- [WHAT IS REQUIRED] Show, in full, each line of the data that contains "zamówieniu".

(Dataset items)
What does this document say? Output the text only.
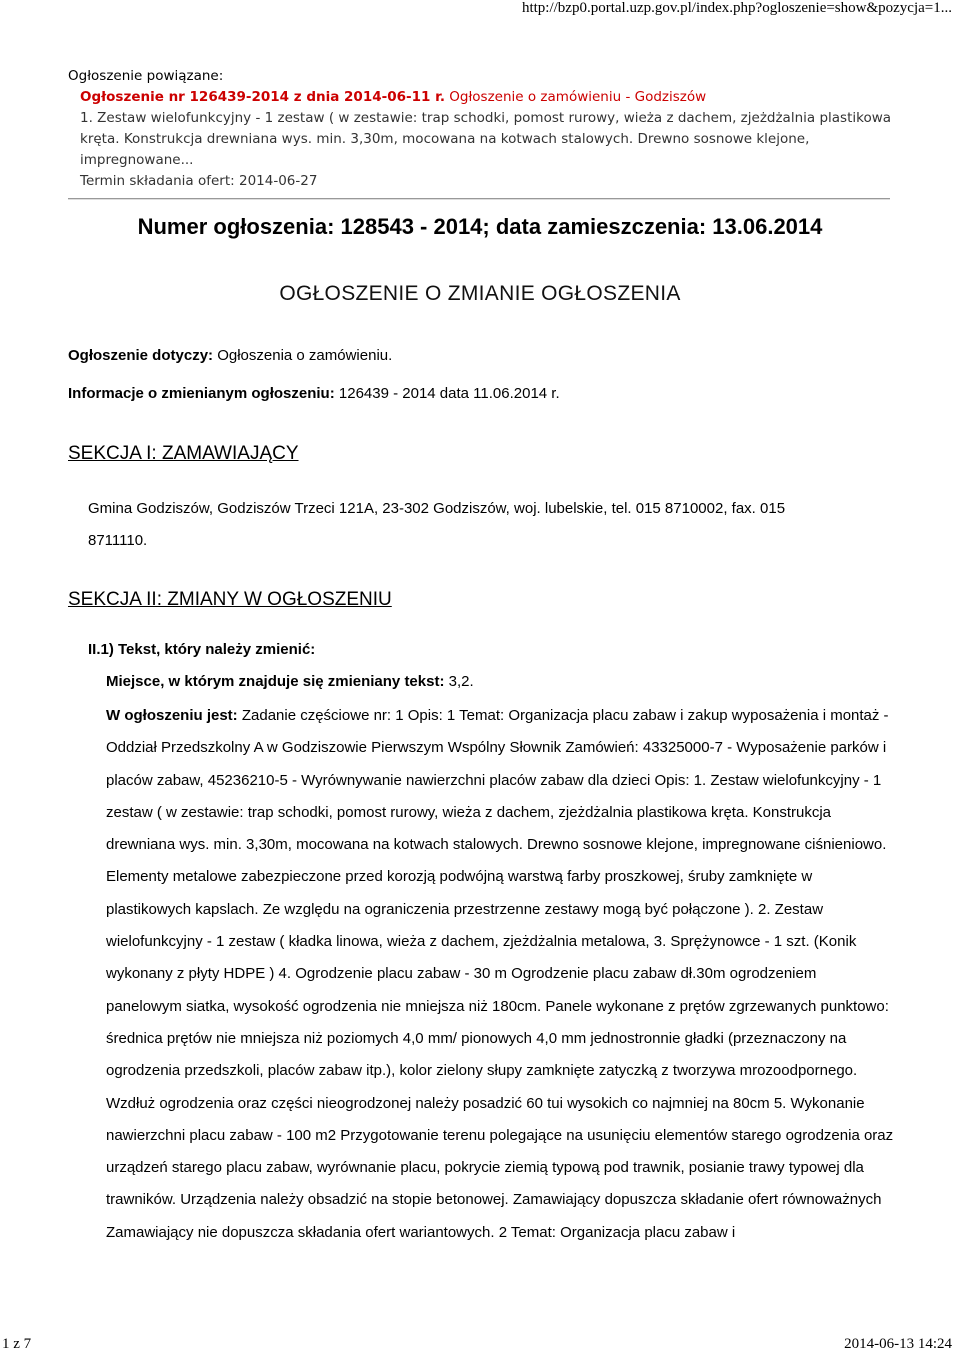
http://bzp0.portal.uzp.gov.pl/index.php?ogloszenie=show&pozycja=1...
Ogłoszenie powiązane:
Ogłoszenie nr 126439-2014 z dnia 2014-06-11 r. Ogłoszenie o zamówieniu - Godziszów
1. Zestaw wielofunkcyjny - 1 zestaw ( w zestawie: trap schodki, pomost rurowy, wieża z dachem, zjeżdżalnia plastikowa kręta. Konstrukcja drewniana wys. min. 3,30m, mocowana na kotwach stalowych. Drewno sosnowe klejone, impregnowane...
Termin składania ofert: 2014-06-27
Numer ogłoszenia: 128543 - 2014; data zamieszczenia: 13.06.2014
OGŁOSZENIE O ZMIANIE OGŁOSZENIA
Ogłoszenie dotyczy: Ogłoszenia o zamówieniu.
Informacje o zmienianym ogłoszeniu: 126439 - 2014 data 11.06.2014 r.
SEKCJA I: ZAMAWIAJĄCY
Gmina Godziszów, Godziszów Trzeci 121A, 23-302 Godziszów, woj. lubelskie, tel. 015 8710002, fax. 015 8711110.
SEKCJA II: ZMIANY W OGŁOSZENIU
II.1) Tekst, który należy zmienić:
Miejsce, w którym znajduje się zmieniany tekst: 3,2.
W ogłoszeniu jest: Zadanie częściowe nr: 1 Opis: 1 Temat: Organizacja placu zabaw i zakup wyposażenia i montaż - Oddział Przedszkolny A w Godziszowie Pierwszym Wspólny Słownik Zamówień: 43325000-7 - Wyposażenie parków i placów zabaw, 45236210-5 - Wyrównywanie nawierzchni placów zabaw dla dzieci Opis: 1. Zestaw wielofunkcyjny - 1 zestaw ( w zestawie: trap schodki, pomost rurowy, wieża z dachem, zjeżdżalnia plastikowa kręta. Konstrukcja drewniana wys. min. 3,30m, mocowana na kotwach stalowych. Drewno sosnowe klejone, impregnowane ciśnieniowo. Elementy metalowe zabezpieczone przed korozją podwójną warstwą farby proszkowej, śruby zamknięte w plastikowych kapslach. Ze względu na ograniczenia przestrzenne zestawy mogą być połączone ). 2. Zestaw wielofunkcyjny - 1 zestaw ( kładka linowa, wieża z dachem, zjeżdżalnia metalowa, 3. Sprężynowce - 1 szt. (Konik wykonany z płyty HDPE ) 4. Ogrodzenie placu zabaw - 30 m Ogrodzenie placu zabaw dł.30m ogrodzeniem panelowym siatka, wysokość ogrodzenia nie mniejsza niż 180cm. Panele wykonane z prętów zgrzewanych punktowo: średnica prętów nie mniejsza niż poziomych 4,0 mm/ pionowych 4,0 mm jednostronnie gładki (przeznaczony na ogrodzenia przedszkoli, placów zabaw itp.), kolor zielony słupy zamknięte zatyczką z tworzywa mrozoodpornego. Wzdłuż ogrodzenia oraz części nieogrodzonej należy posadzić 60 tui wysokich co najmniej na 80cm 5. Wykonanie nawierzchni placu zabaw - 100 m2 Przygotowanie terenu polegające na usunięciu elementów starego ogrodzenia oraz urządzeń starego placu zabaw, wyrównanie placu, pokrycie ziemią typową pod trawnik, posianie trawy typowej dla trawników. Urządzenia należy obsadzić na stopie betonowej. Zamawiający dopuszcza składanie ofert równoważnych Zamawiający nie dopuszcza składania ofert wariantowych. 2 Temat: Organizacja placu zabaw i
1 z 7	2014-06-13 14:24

- [EXERCISE RESPONSE]
Ogłoszenie nr 126439-2014 z dnia 2014-06-11 r. Ogłoszenie o zamówieniu - Godziszów
Ogłoszenie dotyczy: Ogłoszenia o zamówieniu.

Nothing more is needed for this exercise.